— WRITTEN INSTRUCTION —
Could every line of the data be printed exactly as it reads?

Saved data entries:
◆ ◆ ◆

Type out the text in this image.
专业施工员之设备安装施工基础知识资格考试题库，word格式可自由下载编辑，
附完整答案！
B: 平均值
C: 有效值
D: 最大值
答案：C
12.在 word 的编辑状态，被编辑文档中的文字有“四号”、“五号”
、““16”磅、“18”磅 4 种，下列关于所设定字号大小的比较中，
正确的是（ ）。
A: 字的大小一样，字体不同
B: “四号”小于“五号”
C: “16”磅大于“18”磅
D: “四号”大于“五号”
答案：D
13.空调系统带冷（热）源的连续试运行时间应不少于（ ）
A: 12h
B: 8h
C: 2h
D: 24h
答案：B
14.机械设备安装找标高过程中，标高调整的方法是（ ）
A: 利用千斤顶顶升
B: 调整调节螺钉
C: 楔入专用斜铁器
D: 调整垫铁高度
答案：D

◆ ◆ ◆

— WRITTEN RESPONSE —
Type out the text in this image.
专业施工员之设备安装施工基础知识资格考试题库，word格式可自由下载编辑，
附完整答案！
B: 平均值
C: 有效值
D: 最大值
答案：C
12.在 word 的编辑状态，被编辑文档中的文字有“四号”、“五号”
、““16”磅、“18”磅 4 种，下列关于所设定字号大小的比较中，
正确的是（ ）。
A: 字的大小一样，字体不同
B: “四号”小于“五号”
C: “16”磅大于“18”磅
D: “四号”大于“五号”
答案：D
13.空调系统带冷（热）源的连续试运行时间应不少于（ ）
A: 12h
B: 8h
C: 2h
D: 24h
答案：B
14.机械设备安装找标高过程中，标高调整的方法是（ ）
A: 利用千斤顶顶升
B: 调整调节螺钉
C: 楔入专用斜铁器
D: 调整垫铁高度
答案：D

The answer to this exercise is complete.